TASK DESCRIPTION: Keep only the lines of the data below that contain "Analytics", and copy them.

Entries taken from a collection:
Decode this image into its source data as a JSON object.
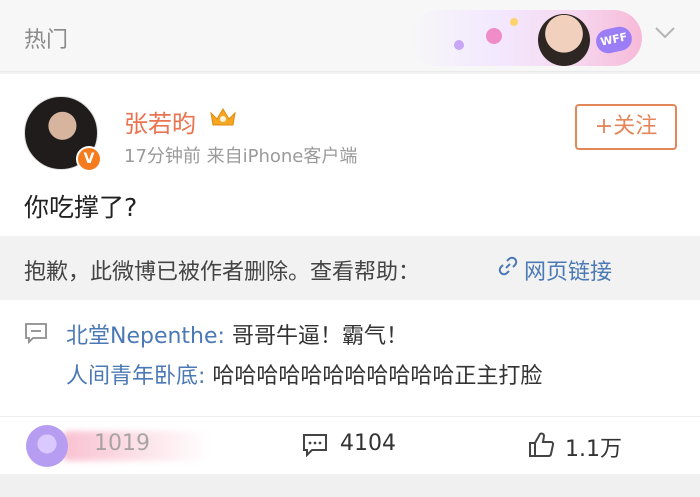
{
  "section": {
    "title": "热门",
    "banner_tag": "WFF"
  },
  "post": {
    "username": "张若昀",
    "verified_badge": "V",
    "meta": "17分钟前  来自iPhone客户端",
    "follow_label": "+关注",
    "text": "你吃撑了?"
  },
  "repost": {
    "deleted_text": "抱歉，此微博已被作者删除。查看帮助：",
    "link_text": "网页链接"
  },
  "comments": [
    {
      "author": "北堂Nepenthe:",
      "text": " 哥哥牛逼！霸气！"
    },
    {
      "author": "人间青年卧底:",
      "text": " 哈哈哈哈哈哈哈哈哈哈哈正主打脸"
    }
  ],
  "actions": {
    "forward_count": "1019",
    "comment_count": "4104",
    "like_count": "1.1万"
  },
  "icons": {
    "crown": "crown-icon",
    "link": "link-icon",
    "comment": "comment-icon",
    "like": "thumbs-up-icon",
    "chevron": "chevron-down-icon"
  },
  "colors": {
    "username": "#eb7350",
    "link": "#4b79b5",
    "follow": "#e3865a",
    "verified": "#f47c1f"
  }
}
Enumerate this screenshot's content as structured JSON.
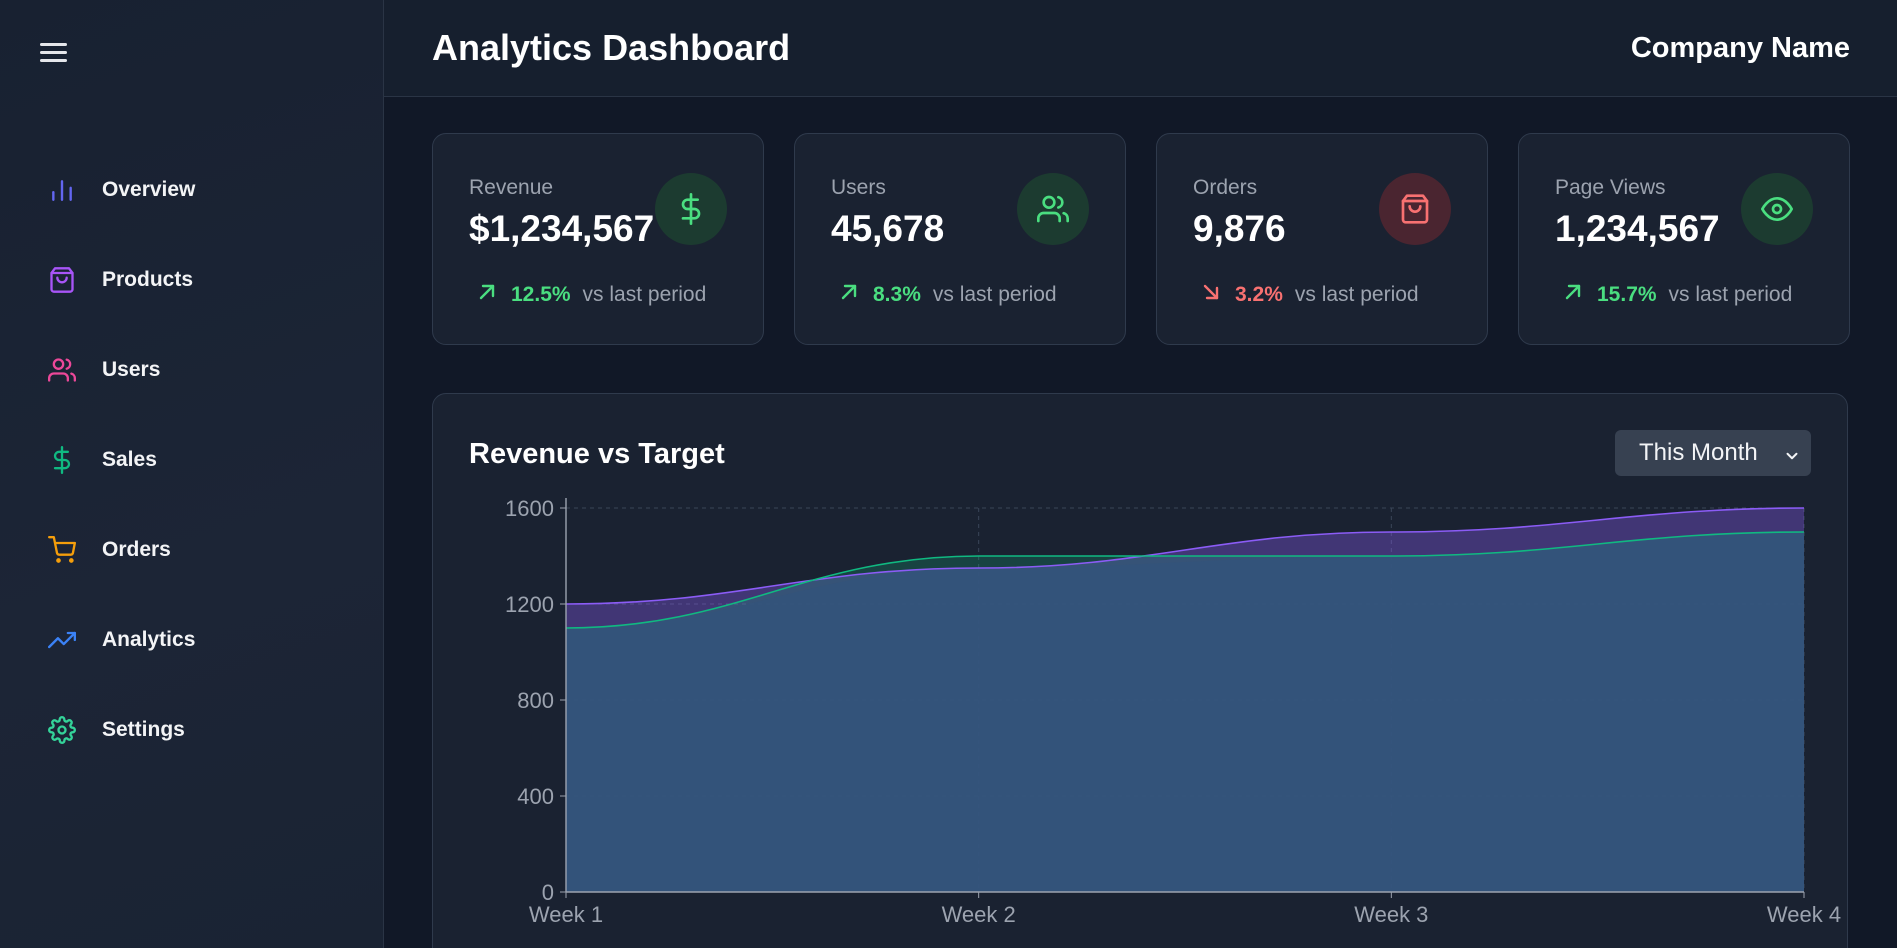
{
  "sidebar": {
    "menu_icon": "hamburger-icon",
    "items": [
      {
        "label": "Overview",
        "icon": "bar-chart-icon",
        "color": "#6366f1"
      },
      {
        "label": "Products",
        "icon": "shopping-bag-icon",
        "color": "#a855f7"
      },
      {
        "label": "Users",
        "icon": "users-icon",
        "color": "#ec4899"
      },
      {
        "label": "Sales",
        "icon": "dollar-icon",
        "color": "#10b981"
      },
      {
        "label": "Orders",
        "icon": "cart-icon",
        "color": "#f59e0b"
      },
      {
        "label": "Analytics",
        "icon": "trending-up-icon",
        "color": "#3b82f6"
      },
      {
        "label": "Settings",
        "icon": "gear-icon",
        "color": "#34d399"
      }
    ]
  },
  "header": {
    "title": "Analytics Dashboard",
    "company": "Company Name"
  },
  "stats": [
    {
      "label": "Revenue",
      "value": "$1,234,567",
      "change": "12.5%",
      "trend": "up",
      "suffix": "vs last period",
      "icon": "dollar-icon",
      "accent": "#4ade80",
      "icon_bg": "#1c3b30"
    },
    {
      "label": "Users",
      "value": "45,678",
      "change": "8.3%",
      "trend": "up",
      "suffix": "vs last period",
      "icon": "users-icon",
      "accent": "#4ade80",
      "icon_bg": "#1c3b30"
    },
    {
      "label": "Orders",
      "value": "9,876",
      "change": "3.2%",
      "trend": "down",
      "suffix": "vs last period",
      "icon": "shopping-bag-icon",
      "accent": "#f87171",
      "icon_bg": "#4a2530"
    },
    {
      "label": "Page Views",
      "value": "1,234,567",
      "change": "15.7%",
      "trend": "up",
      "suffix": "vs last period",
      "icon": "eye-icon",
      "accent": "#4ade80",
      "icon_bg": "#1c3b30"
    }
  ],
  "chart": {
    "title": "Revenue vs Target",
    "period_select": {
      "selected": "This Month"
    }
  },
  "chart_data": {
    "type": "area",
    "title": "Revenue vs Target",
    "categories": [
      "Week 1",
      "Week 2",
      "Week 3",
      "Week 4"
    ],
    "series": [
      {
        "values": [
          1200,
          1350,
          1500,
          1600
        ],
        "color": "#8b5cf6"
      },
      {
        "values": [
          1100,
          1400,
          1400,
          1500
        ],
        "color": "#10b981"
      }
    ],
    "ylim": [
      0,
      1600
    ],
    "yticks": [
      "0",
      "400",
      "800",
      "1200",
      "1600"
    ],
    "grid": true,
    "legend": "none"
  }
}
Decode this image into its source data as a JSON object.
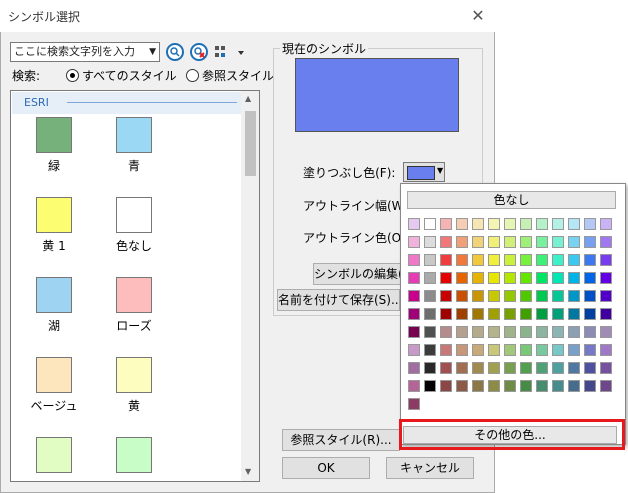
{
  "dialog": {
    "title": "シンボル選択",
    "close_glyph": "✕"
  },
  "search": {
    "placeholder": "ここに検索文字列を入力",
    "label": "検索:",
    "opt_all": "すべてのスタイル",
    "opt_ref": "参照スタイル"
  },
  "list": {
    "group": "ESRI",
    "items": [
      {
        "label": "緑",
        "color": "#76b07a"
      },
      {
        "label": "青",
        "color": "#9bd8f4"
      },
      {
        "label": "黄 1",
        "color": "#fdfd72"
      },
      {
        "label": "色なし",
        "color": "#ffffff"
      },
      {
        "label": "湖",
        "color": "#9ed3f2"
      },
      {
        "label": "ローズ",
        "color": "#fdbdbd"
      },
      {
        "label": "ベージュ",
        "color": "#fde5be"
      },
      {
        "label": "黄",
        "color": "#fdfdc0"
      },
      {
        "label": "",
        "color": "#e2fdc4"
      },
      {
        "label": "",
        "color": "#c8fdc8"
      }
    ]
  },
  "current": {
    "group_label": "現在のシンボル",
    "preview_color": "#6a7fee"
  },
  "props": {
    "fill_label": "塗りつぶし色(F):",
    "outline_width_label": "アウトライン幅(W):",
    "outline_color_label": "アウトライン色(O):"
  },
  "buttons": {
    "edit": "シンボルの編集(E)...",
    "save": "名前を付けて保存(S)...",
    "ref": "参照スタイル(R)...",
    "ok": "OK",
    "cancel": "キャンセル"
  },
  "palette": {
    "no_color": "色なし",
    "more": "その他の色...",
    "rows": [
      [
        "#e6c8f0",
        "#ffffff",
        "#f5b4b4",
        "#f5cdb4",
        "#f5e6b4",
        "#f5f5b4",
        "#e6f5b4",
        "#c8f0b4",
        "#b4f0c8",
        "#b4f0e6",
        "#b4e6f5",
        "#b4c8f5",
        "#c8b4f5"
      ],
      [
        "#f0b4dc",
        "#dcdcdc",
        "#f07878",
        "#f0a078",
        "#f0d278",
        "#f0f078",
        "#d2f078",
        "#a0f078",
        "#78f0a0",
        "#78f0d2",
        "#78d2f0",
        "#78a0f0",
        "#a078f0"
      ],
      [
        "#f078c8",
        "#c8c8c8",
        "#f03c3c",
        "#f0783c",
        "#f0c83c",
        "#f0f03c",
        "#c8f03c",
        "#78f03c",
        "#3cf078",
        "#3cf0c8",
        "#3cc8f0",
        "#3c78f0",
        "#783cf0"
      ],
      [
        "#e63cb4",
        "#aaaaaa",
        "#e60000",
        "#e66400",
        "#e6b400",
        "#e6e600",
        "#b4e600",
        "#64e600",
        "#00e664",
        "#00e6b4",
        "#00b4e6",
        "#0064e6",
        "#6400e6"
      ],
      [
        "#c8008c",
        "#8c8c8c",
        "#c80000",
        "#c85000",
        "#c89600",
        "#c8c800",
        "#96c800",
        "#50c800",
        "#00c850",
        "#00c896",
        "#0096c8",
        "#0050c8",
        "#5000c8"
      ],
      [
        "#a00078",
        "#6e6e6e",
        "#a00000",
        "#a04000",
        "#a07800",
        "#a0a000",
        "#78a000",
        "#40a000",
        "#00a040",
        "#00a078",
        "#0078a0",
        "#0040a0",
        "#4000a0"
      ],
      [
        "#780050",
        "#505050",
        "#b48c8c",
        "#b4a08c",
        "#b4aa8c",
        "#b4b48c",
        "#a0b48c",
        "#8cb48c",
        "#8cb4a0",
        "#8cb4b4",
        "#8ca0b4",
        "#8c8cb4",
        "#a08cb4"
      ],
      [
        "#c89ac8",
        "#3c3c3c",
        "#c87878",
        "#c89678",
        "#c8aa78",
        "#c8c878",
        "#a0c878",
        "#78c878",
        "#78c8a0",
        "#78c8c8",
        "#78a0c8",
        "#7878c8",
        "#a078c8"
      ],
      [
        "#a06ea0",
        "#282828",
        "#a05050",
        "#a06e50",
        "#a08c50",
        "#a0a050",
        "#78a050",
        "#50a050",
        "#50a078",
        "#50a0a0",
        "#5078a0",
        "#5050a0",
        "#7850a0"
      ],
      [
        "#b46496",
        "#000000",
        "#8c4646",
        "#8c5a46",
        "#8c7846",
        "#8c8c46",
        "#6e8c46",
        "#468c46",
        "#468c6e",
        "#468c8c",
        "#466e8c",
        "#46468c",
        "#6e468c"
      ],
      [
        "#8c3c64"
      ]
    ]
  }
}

TASK SOLUTION:
        "label": "Analytics",
    "title": "Analytics Dashboard",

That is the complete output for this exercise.